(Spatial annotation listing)
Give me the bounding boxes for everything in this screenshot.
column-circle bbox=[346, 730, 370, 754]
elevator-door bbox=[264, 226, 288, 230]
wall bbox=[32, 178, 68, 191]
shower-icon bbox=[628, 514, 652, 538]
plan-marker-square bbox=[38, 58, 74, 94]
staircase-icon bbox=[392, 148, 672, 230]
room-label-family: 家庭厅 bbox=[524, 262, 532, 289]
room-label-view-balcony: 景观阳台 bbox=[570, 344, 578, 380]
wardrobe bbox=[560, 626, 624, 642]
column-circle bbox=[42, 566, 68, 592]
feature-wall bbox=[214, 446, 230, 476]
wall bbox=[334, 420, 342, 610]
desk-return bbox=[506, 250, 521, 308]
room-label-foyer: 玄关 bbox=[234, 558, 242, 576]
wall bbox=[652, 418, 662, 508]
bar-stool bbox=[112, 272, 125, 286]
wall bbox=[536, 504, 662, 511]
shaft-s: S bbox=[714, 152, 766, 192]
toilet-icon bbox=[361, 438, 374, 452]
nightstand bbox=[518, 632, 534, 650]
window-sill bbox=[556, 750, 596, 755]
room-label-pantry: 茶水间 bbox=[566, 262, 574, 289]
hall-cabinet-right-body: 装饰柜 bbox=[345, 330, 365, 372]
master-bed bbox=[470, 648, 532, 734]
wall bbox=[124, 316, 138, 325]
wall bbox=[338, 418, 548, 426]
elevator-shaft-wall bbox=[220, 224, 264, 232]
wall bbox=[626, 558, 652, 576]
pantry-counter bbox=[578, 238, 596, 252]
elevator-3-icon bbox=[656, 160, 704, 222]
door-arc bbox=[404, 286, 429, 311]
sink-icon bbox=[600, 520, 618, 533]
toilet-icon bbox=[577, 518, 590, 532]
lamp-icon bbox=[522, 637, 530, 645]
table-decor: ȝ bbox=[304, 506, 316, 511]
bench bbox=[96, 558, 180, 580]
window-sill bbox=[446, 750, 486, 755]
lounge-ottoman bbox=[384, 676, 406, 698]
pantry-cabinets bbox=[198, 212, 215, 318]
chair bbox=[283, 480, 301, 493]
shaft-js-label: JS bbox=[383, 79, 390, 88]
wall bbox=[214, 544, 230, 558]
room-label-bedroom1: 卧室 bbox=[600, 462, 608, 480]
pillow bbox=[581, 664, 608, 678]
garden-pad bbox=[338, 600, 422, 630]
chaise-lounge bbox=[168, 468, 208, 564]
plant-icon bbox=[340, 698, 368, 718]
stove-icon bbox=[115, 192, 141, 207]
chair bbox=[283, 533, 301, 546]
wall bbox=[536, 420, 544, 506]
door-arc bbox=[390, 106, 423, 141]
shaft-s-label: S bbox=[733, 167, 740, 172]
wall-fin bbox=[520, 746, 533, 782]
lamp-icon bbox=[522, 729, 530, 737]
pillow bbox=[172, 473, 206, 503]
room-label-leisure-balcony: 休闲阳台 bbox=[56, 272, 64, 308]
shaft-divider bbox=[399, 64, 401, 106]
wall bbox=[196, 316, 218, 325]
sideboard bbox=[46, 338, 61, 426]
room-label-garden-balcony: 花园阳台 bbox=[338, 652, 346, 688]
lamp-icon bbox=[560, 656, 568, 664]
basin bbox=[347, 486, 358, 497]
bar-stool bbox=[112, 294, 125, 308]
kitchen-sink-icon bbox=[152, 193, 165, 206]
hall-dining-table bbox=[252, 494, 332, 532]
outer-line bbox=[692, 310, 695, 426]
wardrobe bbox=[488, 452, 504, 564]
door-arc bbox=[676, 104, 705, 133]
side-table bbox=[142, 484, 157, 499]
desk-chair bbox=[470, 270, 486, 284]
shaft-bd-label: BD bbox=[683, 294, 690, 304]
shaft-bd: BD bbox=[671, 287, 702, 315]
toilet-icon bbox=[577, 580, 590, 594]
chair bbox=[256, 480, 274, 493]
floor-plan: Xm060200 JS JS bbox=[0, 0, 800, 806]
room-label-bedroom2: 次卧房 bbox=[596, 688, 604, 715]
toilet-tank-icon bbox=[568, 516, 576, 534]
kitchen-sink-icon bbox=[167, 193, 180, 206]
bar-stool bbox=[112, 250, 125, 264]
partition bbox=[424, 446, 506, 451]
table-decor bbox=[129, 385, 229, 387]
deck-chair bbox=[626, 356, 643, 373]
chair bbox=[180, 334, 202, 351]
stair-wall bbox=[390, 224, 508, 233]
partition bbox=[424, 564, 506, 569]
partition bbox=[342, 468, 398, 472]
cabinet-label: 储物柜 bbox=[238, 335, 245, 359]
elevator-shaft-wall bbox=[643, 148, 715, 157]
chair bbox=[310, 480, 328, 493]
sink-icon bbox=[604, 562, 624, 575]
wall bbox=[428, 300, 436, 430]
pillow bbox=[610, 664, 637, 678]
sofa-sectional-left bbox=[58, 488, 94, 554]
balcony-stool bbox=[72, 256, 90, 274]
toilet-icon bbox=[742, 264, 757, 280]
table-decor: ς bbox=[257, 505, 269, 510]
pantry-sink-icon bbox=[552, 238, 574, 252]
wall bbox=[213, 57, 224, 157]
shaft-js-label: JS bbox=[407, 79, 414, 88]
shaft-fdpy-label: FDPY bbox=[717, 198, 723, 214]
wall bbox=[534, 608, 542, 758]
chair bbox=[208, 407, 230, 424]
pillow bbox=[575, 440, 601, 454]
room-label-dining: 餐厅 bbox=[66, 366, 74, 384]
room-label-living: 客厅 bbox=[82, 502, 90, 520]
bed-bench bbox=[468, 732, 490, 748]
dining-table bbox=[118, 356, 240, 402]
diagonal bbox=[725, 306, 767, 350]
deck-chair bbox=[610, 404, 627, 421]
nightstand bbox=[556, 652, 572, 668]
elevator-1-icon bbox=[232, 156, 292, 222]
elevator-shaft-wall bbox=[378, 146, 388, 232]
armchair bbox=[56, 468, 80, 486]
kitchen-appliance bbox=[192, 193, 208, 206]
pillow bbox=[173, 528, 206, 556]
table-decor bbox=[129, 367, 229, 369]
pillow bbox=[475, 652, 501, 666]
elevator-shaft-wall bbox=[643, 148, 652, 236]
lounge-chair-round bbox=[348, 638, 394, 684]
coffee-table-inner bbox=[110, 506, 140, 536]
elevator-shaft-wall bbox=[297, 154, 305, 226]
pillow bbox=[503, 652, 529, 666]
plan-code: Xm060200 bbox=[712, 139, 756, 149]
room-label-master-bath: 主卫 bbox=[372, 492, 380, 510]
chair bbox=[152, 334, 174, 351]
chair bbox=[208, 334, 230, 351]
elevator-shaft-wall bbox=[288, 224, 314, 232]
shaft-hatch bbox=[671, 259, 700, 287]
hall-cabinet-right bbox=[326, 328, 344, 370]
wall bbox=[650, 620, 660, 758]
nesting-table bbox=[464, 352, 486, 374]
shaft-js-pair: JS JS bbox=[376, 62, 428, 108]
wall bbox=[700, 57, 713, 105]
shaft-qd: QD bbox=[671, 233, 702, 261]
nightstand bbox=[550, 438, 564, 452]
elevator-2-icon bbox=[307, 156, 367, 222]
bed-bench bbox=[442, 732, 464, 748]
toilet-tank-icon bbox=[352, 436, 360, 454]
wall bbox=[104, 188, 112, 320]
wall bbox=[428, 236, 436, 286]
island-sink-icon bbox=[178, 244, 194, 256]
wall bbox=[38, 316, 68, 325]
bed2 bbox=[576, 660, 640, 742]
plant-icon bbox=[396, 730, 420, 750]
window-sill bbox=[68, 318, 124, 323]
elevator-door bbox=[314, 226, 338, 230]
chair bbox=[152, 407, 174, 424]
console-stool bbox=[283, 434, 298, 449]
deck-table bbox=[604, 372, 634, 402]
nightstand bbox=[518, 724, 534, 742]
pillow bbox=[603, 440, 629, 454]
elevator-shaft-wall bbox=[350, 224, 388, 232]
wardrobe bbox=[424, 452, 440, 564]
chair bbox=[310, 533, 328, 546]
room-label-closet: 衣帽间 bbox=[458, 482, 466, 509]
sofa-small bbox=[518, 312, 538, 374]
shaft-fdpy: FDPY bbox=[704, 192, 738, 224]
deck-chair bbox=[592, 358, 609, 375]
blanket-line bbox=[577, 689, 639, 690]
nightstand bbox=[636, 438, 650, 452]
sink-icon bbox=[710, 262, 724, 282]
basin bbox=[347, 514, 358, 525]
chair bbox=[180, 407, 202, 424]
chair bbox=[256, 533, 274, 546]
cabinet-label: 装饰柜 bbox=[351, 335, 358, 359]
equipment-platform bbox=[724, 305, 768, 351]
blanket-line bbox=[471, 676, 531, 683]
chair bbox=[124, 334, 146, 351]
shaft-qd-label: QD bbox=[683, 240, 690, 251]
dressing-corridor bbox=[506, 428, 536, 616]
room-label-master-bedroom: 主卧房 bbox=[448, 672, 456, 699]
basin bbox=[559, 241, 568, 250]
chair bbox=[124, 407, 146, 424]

WHAT TO DO => Lay out the part of the listing above that runs from its first line through the line containing "lamp-icon bbox=[522, 637, 530, 645]" as a Markdown table with the columns Row and Line, numbering the rows and leaving out blank lines.

SOLUTION BELOW =>
| Row | Line |
|---|---|
| 1 | Give me the bounding boxes for everything in this screenshot. |
| 2 | column-circle bbox=[346, 730, 370, 754] |
| 3 | elevator-door bbox=[264, 226, 288, 230] |
| 4 | wall bbox=[32, 178, 68, 191] |
| 5 | shower-icon bbox=[628, 514, 652, 538] |
| 6 | plan-marker-square bbox=[38, 58, 74, 94] |
| 7 | staircase-icon bbox=[392, 148, 672, 230] |
| 8 | room-label-family: 家庭厅 bbox=[524, 262, 532, 289] |
| 9 | room-label-view-balcony: 景观阳台 bbox=[570, 344, 578, 380] |
| 10 | wardrobe bbox=[560, 626, 624, 642] |
| 11 | column-circle bbox=[42, 566, 68, 592] |
| 12 | feature-wall bbox=[214, 446, 230, 476] |
| 13 | wall bbox=[334, 420, 342, 610] |
| 14 | desk-return bbox=[506, 250, 521, 308] |
| 15 | room-label-foyer: 玄关 bbox=[234, 558, 242, 576] |
| 16 | wall bbox=[652, 418, 662, 508] |
| 17 | bar-stool bbox=[112, 272, 125, 286] |
| 18 | wall bbox=[536, 504, 662, 511] |
| 19 | shaft-s: S bbox=[714, 152, 766, 192] |
| 20 | toilet-icon bbox=[361, 438, 374, 452] |
| 21 | nightstand bbox=[518, 632, 534, 650] |
| 22 | window-sill bbox=[556, 750, 596, 755] |
| 23 | room-label-pantry: 茶水间 bbox=[566, 262, 574, 289] |
| 24 | hall-cabinet-right-body: 装饰柜 bbox=[345, 330, 365, 372] |
| 25 | master-bed bbox=[470, 648, 532, 734] |
| 26 | wall bbox=[124, 316, 138, 325] |
| 27 | wall bbox=[338, 418, 548, 426] |
| 28 | elevator-shaft-wall bbox=[220, 224, 264, 232] |
| 29 | wall bbox=[626, 558, 652, 576] |
| 30 | pantry-counter bbox=[578, 238, 596, 252] |
| 31 | elevator-3-icon bbox=[656, 160, 704, 222] |
| 32 | door-arc bbox=[404, 286, 429, 311] |
| 33 | sink-icon bbox=[600, 520, 618, 533] |
| 34 | toilet-icon bbox=[577, 518, 590, 532] |
| 35 | lamp-icon bbox=[522, 637, 530, 645] |